** START Listed entries **

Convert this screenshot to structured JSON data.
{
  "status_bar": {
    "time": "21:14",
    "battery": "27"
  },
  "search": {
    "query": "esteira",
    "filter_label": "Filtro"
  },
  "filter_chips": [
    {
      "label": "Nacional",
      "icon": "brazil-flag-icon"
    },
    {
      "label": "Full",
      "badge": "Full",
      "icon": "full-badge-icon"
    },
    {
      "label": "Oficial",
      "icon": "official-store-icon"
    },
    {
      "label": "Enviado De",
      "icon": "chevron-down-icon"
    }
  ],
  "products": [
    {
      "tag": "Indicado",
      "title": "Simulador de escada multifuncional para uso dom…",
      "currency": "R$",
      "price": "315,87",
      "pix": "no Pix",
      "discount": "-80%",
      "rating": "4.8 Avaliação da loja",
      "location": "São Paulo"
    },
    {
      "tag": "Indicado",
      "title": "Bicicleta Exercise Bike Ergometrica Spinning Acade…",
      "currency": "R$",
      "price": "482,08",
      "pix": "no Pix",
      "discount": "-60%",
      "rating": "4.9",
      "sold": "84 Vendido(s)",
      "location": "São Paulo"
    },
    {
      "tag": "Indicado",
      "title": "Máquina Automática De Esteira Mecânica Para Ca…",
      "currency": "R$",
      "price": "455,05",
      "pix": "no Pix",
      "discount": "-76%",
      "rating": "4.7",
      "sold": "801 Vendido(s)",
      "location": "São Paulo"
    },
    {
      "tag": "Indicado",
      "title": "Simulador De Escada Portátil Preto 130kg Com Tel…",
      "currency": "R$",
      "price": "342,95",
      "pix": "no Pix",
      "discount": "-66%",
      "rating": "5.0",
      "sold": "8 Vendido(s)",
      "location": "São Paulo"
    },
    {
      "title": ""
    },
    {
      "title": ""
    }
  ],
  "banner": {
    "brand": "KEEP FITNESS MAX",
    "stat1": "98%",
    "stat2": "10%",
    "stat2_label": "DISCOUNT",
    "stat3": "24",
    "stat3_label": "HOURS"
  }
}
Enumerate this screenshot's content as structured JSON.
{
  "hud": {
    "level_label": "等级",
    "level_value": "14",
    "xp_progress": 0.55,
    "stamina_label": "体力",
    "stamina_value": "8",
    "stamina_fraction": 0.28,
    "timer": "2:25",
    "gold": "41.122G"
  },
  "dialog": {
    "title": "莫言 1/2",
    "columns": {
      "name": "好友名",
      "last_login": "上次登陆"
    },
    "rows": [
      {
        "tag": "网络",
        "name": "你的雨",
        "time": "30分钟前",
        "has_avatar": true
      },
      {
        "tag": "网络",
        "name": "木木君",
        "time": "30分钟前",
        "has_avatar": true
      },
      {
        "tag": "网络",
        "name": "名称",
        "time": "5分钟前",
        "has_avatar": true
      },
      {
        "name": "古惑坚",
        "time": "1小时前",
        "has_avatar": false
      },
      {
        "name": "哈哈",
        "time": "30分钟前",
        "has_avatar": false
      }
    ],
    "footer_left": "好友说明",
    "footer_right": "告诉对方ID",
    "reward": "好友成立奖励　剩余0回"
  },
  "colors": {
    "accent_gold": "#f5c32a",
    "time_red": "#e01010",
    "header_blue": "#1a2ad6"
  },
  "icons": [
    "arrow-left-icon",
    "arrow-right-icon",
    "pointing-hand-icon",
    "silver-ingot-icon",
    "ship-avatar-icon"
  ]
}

** END Listed entries **

__Written problem__.
Repeat every entry exactly as written above.

__Solution for this task__.
Convert this screenshot to structured JSON data.
{
  "status_bar": {
    "time": "21:14",
    "battery": "27"
  },
  "search": {
    "query": "esteira",
    "filter_label": "Filtro"
  },
  "filter_chips": [
    {
      "label": "Nacional",
      "icon": "brazil-flag-icon"
    },
    {
      "label": "Full",
      "badge": "Full",
      "icon": "full-badge-icon"
    },
    {
      "label": "Oficial",
      "icon": "official-store-icon"
    },
    {
      "label": "Enviado De",
      "icon": "chevron-down-icon"
    }
  ],
  "products": [
    {
      "tag": "Indicado",
      "title": "Simulador de escada multifuncional para uso dom…",
      "currency": "R$",
      "price": "315,87",
      "pix": "no Pix",
      "discount": "-80%",
      "rating": "4.8 Avaliação da loja",
      "location": "São Paulo"
    },
    {
      "tag": "Indicado",
      "title": "Bicicleta Exercise Bike Ergometrica Spinning Acade…",
      "currency": "R$",
      "price": "482,08",
      "pix": "no Pix",
      "discount": "-60%",
      "rating": "4.9",
      "sold": "84 Vendido(s)",
      "location": "São Paulo"
    },
    {
      "tag": "Indicado",
      "title": "Máquina Automática De Esteira Mecânica Para Ca…",
      "currency": "R$",
      "price": "455,05",
      "pix": "no Pix",
      "discount": "-76%",
      "rating": "4.7",
      "sold": "801 Vendido(s)",
      "location": "São Paulo"
    },
    {
      "tag": "Indicado",
      "title": "Simulador De Escada Portátil Preto 130kg Com Tel…",
      "currency": "R$",
      "price": "342,95",
      "pix": "no Pix",
      "discount": "-66%",
      "rating": "5.0",
      "sold": "8 Vendido(s)",
      "location": "São Paulo"
    },
    {
      "title": ""
    },
    {
      "title": ""
    }
  ],
  "banner": {
    "brand": "KEEP FITNESS MAX",
    "stat1": "98%",
    "stat2": "10%",
    "stat2_label": "DISCOUNT",
    "stat3": "24",
    "stat3_label": "HOURS"
  }
}
Enumerate this screenshot's content as structured JSON.
{
  "hud": {
    "level_label": "等级",
    "level_value": "14",
    "xp_progress": 0.55,
    "stamina_label": "体力",
    "stamina_value": "8",
    "stamina_fraction": 0.28,
    "timer": "2:25",
    "gold": "41.122G"
  },
  "dialog": {
    "title": "莫言 1/2",
    "columns": {
      "name": "好友名",
      "last_login": "上次登陆"
    },
    "rows": [
      {
        "tag": "网络",
        "name": "你的雨",
        "time": "30分钟前",
        "has_avatar": true
      },
      {
        "tag": "网络",
        "name": "木木君",
        "time": "30分钟前",
        "has_avatar": true
      },
      {
        "tag": "网络",
        "name": "名称",
        "time": "5分钟前",
        "has_avatar": true
      },
      {
        "name": "古惑坚",
        "time": "1小时前",
        "has_avatar": false
      },
      {
        "name": "哈哈",
        "time": "30分钟前",
        "has_avatar": false
      }
    ],
    "footer_left": "好友说明",
    "footer_right": "告诉对方ID",
    "reward": "好友成立奖励　剩余0回"
  },
  "colors": {
    "accent_gold": "#f5c32a",
    "time_red": "#e01010",
    "header_blue": "#1a2ad6"
  },
  "icons": [
    "arrow-left-icon",
    "arrow-right-icon",
    "pointing-hand-icon",
    "silver-ingot-icon",
    "ship-avatar-icon"
  ]
}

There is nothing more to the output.